------ DATA ROWS
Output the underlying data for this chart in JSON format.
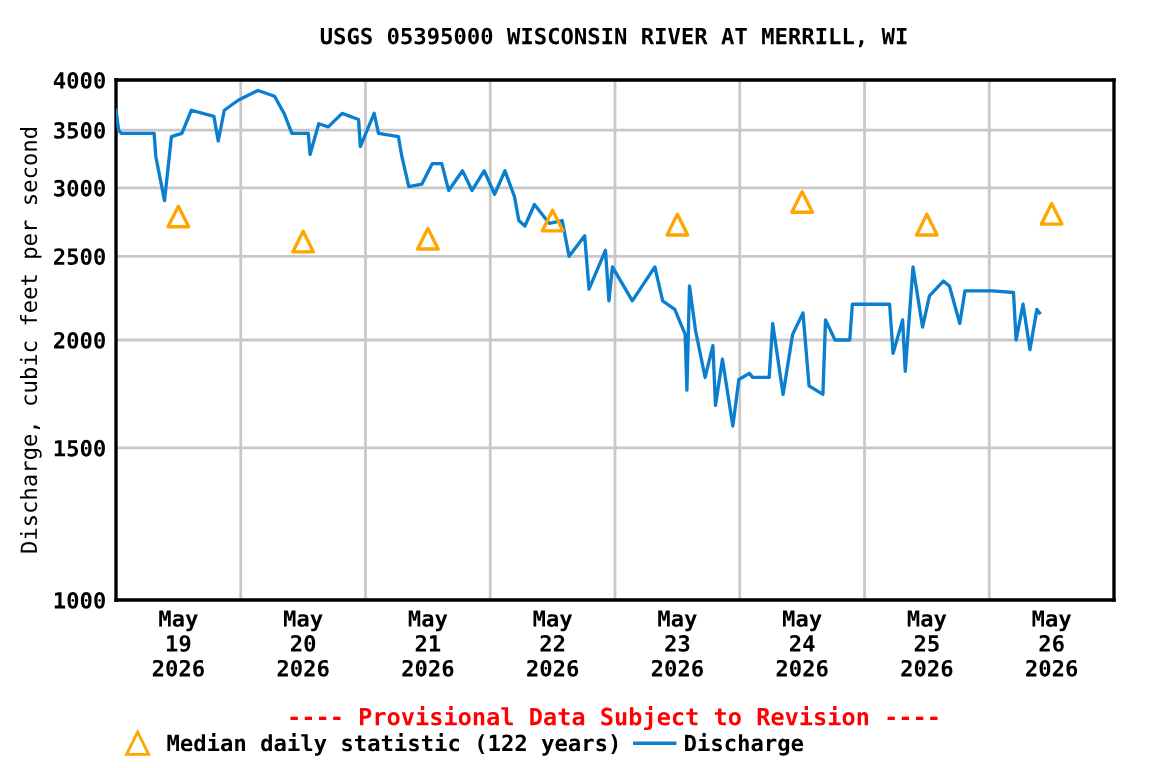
{
  "chart_data": {
    "type": "line",
    "title": "USGS 05395000 WISCONSIN RIVER AT MERRILL, WI",
    "ylabel": "Discharge, cubic feet per second",
    "annotations": [
      "---- Provisional Data Subject to Revision ----"
    ],
    "series": [
      {
        "name": "Median daily statistic (122 years)",
        "type": "scatter",
        "marker": "triangle",
        "color": "#ffa500",
        "x": [
          "2026-05-19T12:00",
          "2026-05-20T12:00",
          "2026-05-21T12:00",
          "2026-05-22T12:00",
          "2026-05-23T12:00",
          "2026-05-24T12:00",
          "2026-05-25T12:00",
          "2026-05-26T12:00"
        ],
        "values": [
          2780,
          2600,
          2620,
          2750,
          2720,
          2890,
          2720,
          2800
        ]
      },
      {
        "name": "Discharge",
        "color": "#0a7fcf",
        "x": [
          "2026-05-19T00:00",
          "2026-05-19T00:30",
          "2026-05-19T01:00",
          "2026-05-19T07:20",
          "2026-05-19T07:40",
          "2026-05-19T09:20",
          "2026-05-19T10:40",
          "2026-05-19T12:40",
          "2026-05-19T14:30",
          "2026-05-19T18:50",
          "2026-05-19T19:40",
          "2026-05-19T20:50",
          "2026-05-19T23:30",
          "2026-05-20T03:20",
          "2026-05-20T06:30",
          "2026-05-20T08:20",
          "2026-05-20T09:50",
          "2026-05-20T13:00",
          "2026-05-20T13:20",
          "2026-05-20T15:00",
          "2026-05-20T16:50",
          "2026-05-20T19:30",
          "2026-05-20T22:40",
          "2026-05-20T23:00",
          "2026-05-21T01:40",
          "2026-05-21T02:30",
          "2026-05-21T06:20",
          "2026-05-21T07:00",
          "2026-05-21T08:20",
          "2026-05-21T10:50",
          "2026-05-21T12:50",
          "2026-05-21T14:40",
          "2026-05-21T16:00",
          "2026-05-21T18:40",
          "2026-05-21T20:30",
          "2026-05-21T22:50",
          "2026-05-22T00:50",
          "2026-05-22T02:50",
          "2026-05-22T04:40",
          "2026-05-22T05:30",
          "2026-05-22T06:40",
          "2026-05-22T08:30",
          "2026-05-22T11:20",
          "2026-05-22T13:50",
          "2026-05-22T15:10",
          "2026-05-22T18:10",
          "2026-05-22T19:00",
          "2026-05-22T22:10",
          "2026-05-22T22:50",
          "2026-05-22T23:30",
          "2026-05-23T03:20",
          "2026-05-23T07:40",
          "2026-05-23T09:10",
          "2026-05-23T11:30",
          "2026-05-23T13:30",
          "2026-05-23T13:50",
          "2026-05-23T14:20",
          "2026-05-23T15:30",
          "2026-05-23T17:20",
          "2026-05-23T18:50",
          "2026-05-23T19:20",
          "2026-05-23T20:40",
          "2026-05-23T22:40",
          "2026-05-23T23:50",
          "2026-05-24T01:50",
          "2026-05-24T02:30",
          "2026-05-24T05:40",
          "2026-05-24T06:20",
          "2026-05-24T08:20",
          "2026-05-24T10:10",
          "2026-05-24T12:10",
          "2026-05-24T13:20",
          "2026-05-24T16:00",
          "2026-05-24T16:30",
          "2026-05-24T18:20",
          "2026-05-24T21:10",
          "2026-05-24T21:40",
          "2026-05-25T04:50",
          "2026-05-25T05:30",
          "2026-05-25T07:20",
          "2026-05-25T07:50",
          "2026-05-25T09:20",
          "2026-05-25T11:10",
          "2026-05-25T12:30",
          "2026-05-25T15:10",
          "2026-05-25T16:20",
          "2026-05-25T18:20",
          "2026-05-25T19:20",
          "2026-05-26T00:40",
          "2026-05-26T04:40",
          "2026-05-26T05:10",
          "2026-05-26T06:30",
          "2026-05-26T07:50",
          "2026-05-26T09:10",
          "2026-05-26T09:40"
        ],
        "values": [
          3690,
          3500,
          3470,
          3470,
          3260,
          2900,
          3440,
          3470,
          3690,
          3630,
          3400,
          3690,
          3790,
          3890,
          3830,
          3660,
          3470,
          3470,
          3280,
          3560,
          3530,
          3660,
          3600,
          3350,
          3660,
          3470,
          3440,
          3260,
          3010,
          3030,
          3200,
          3200,
          2980,
          3140,
          2980,
          3140,
          2950,
          3140,
          2930,
          2750,
          2710,
          2870,
          2730,
          2750,
          2500,
          2640,
          2290,
          2540,
          2220,
          2430,
          2220,
          2430,
          2220,
          2170,
          2030,
          1750,
          2310,
          2050,
          1810,
          1970,
          1680,
          1900,
          1590,
          1800,
          1830,
          1810,
          1810,
          2090,
          1730,
          2030,
          2150,
          1770,
          1730,
          2110,
          2000,
          2000,
          2200,
          2200,
          1930,
          2110,
          1840,
          2430,
          2070,
          2250,
          2340,
          2310,
          2090,
          2280,
          2280,
          2270,
          2000,
          2200,
          1950,
          2170,
          2150
        ]
      }
    ],
    "xlim": [
      "2026-05-19T00:00",
      "2026-05-27T00:00"
    ],
    "xticks": [
      {
        "value": "2026-05-19T00:00",
        "label": null
      },
      {
        "value": "2026-05-19T12:00",
        "label": "May\n19\n2026"
      },
      {
        "value": "2026-05-20T00:00",
        "label": null
      },
      {
        "value": "2026-05-20T12:00",
        "label": "May\n20\n2026"
      },
      {
        "value": "2026-05-21T00:00",
        "label": null
      },
      {
        "value": "2026-05-21T12:00",
        "label": "May\n21\n2026"
      },
      {
        "value": "2026-05-22T00:00",
        "label": null
      },
      {
        "value": "2026-05-22T12:00",
        "label": "May\n22\n2026"
      },
      {
        "value": "2026-05-23T00:00",
        "label": null
      },
      {
        "value": "2026-05-23T12:00",
        "label": "May\n23\n2026"
      },
      {
        "value": "2026-05-24T00:00",
        "label": null
      },
      {
        "value": "2026-05-24T12:00",
        "label": "May\n24\n2026"
      },
      {
        "value": "2026-05-25T00:00",
        "label": null
      },
      {
        "value": "2026-05-25T12:00",
        "label": "May\n25\n2026"
      },
      {
        "value": "2026-05-26T00:00",
        "label": null
      },
      {
        "value": "2026-05-26T12:00",
        "label": "May\n26\n2026"
      },
      {
        "value": "2026-05-27T00:00",
        "label": null
      }
    ],
    "log": "y",
    "ylim": [
      1000,
      4000
    ],
    "yticks": [
      1000,
      1500,
      2000,
      2500,
      3000,
      3500,
      4000
    ],
    "grid": true,
    "legend": "bottom",
    "line_style": "solid"
  }
}
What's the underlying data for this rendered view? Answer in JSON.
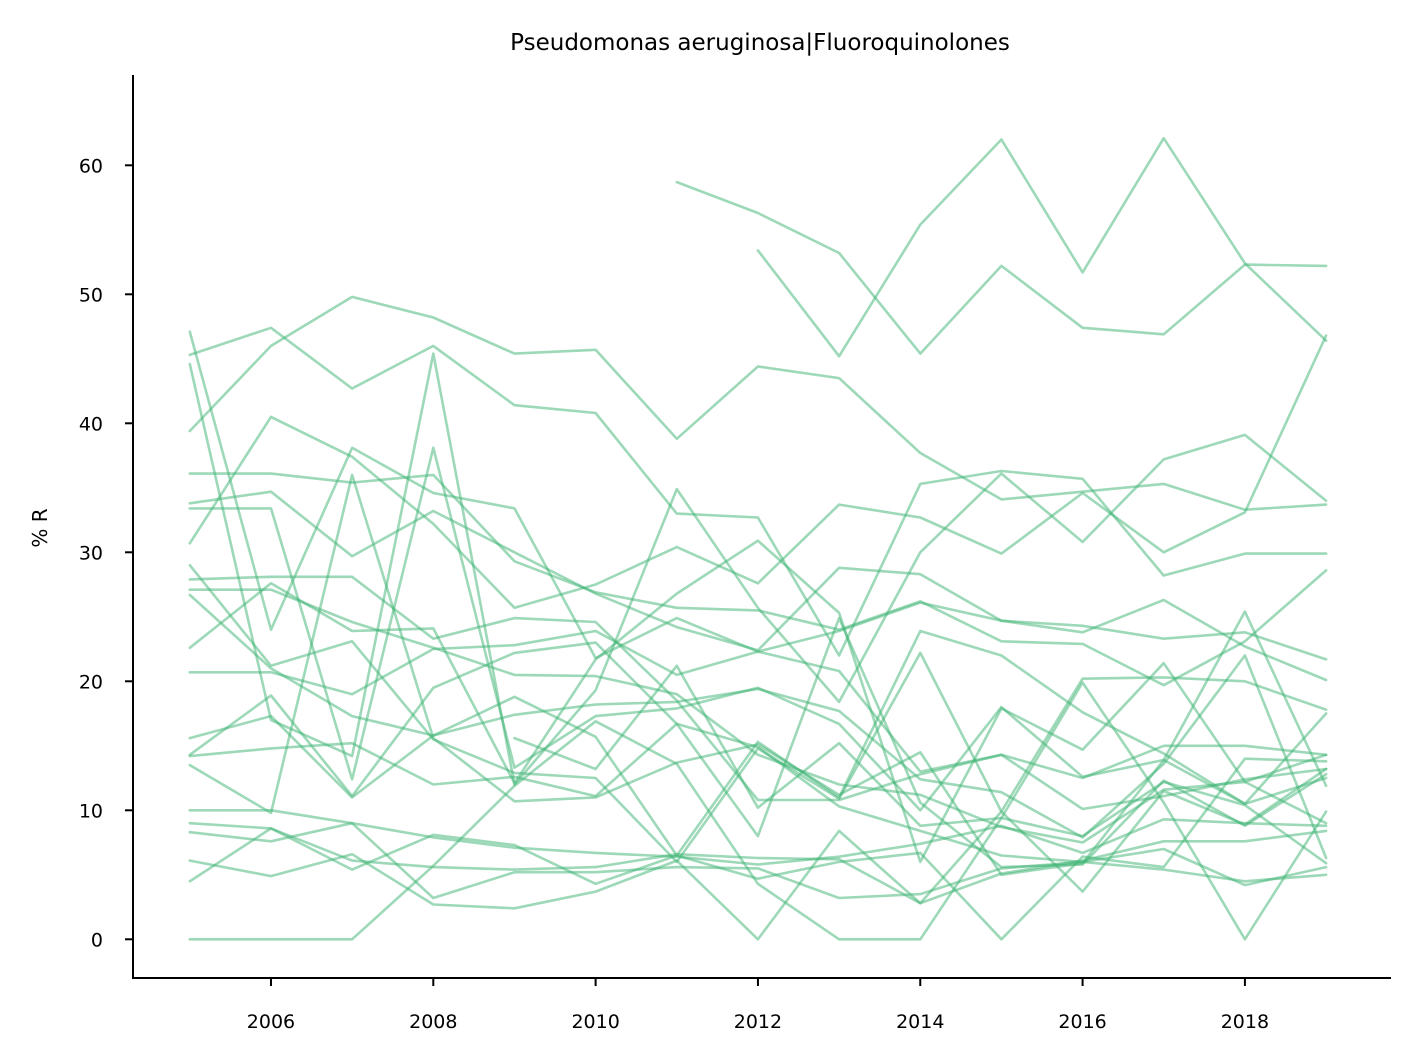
------------
§ **EXERCISE**: Go through the preceding material and copy each line that has the word "underlying".

§ **REPLY TO THE TASK**:
Output the underlying data for this chart in JSON format.
What's the underlying data for this rendered view? Answer in JSON.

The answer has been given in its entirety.